**PROBLEM TO WORK ON**: Identify the lines that contain the word "thumbnail", then copy them.

**MATERIAL FOR THE TASK**:
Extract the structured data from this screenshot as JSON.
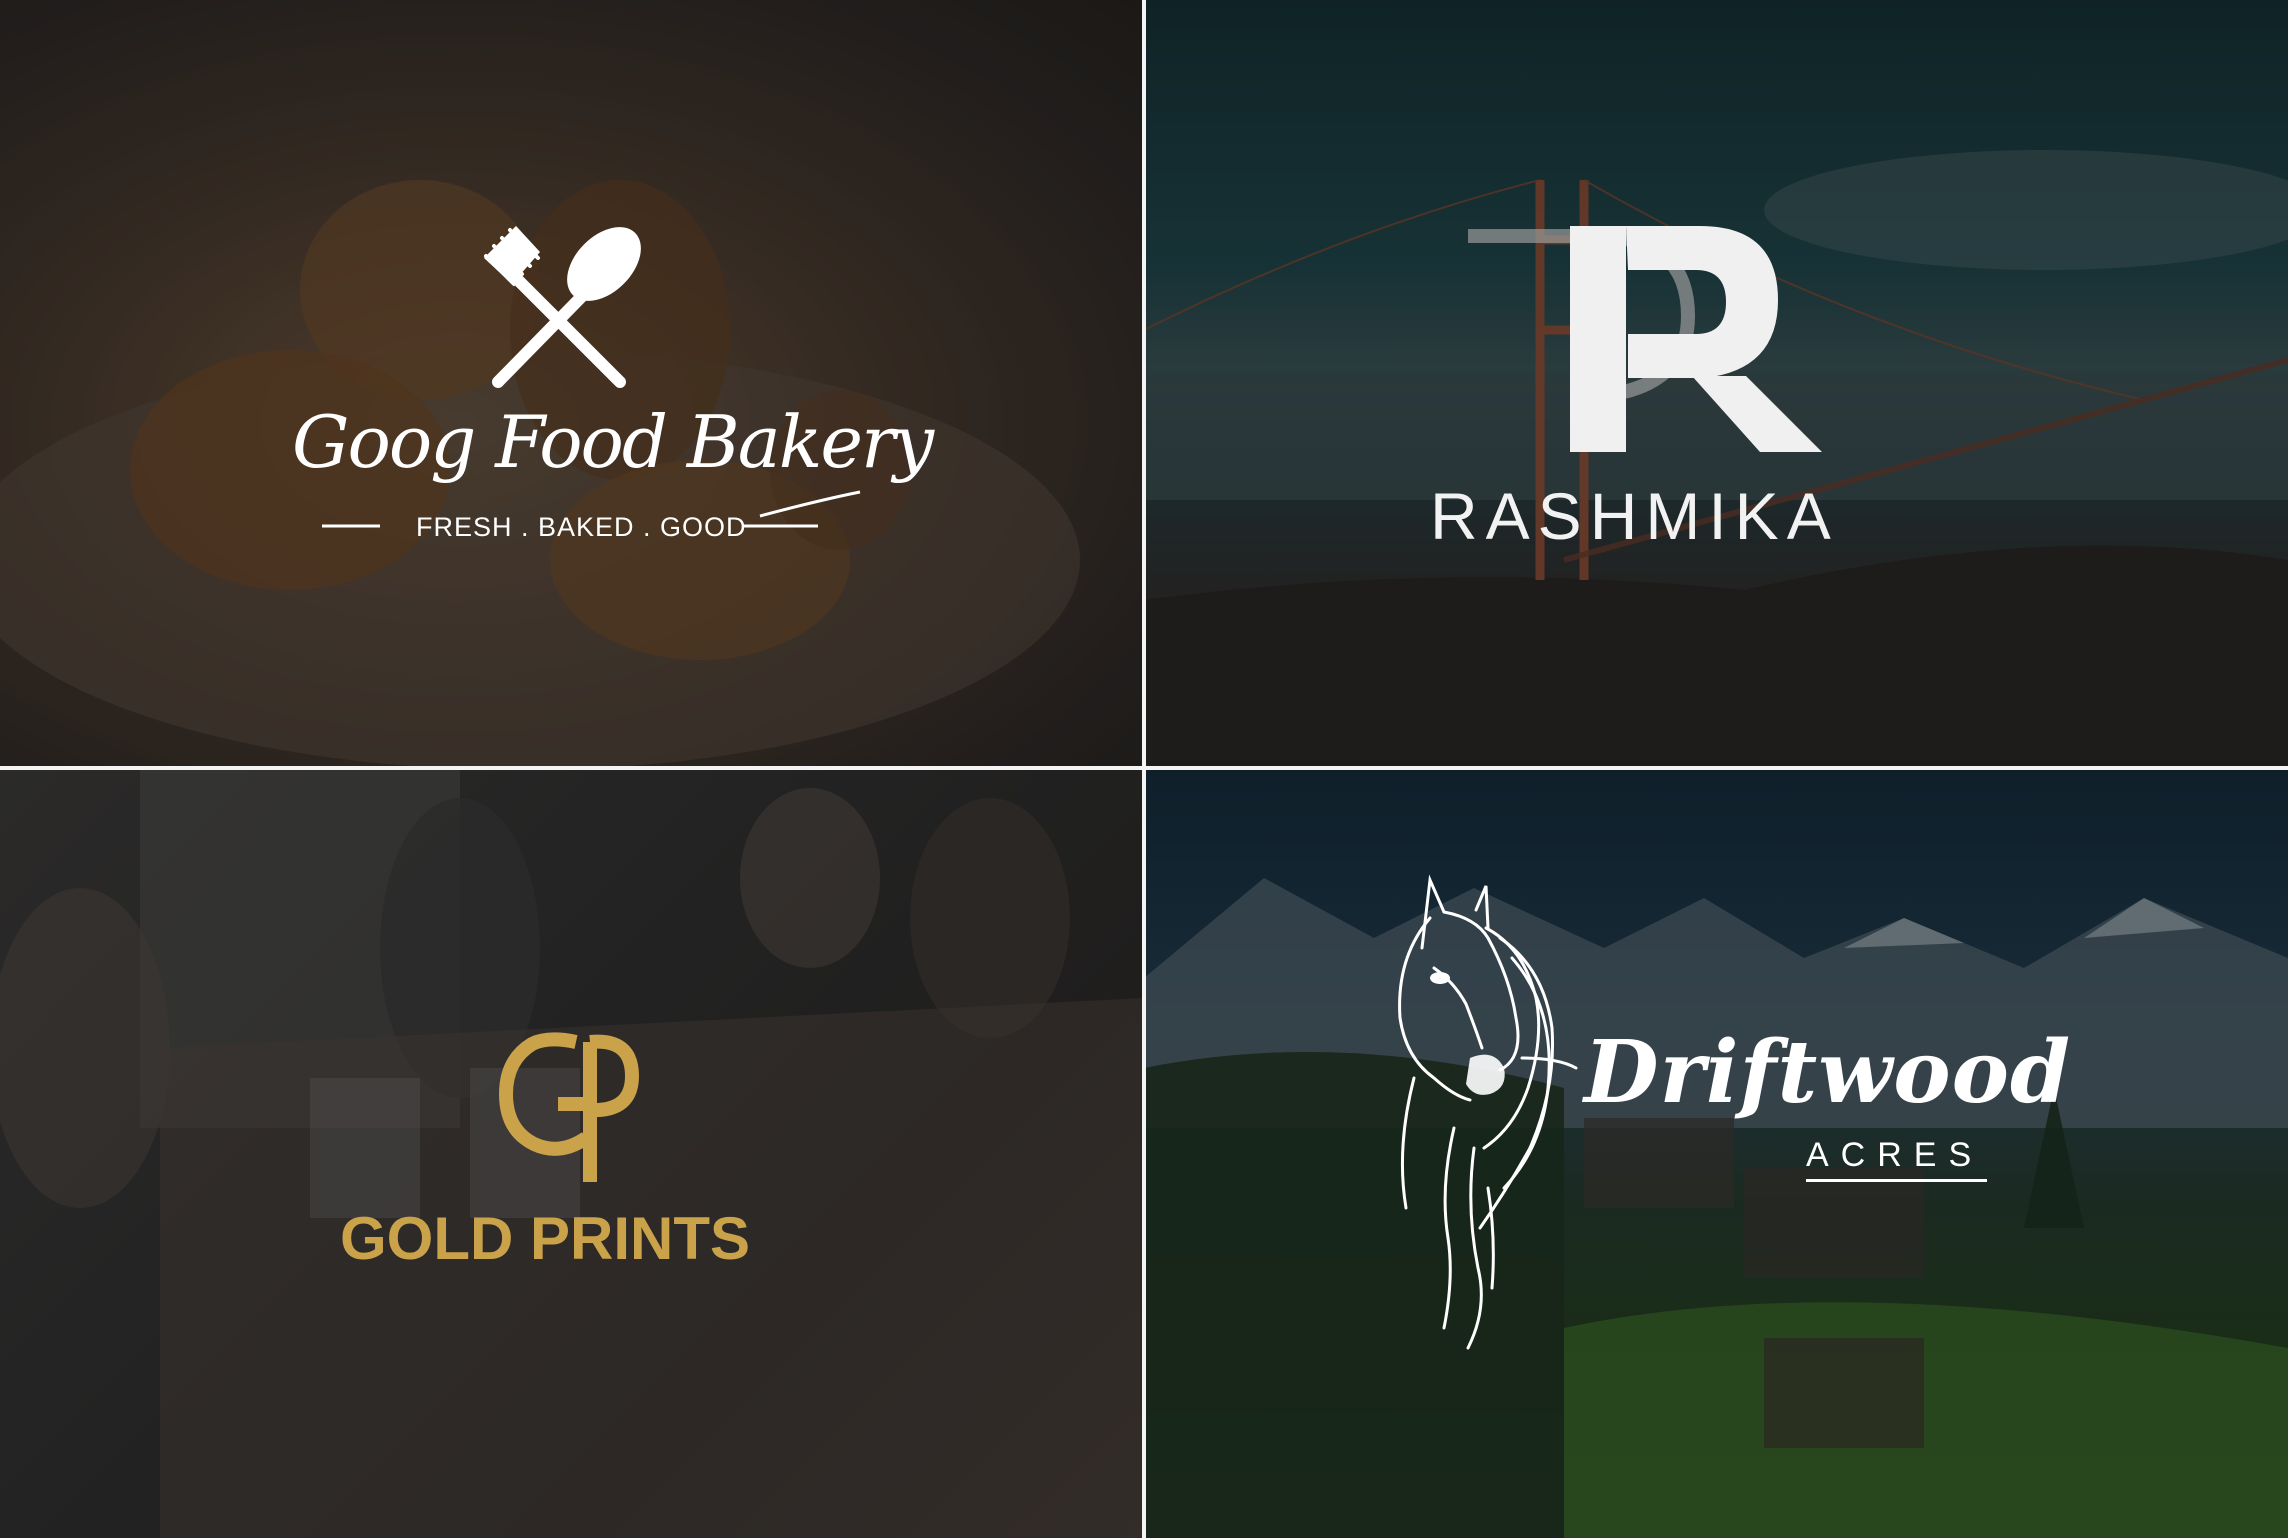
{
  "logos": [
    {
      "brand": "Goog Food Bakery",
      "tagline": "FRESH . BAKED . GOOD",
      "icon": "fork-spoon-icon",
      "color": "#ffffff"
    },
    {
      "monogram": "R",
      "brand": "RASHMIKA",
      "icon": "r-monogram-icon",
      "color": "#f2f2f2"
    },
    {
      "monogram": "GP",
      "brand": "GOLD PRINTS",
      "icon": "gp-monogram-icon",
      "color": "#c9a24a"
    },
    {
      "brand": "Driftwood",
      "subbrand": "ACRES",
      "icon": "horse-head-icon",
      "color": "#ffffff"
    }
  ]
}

---

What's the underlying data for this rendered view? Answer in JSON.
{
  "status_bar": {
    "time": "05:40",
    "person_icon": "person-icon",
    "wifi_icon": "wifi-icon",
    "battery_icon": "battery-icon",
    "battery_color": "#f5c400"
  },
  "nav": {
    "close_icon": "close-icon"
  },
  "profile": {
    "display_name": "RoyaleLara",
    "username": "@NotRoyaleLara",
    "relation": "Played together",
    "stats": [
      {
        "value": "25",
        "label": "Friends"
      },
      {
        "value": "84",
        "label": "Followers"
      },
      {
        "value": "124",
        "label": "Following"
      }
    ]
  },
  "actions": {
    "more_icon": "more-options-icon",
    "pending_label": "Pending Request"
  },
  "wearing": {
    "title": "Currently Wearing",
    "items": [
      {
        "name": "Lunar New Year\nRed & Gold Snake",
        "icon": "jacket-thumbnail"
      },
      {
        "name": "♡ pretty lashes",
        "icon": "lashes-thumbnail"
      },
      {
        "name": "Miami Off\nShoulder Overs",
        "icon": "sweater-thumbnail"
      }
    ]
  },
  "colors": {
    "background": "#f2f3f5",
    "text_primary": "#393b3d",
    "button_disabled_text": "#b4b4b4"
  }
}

**ANSWER FOR THE TASK**:
        "icon": "jacket-thumbnail"
        "icon": "lashes-thumbnail"
        "icon": "sweater-thumbnail"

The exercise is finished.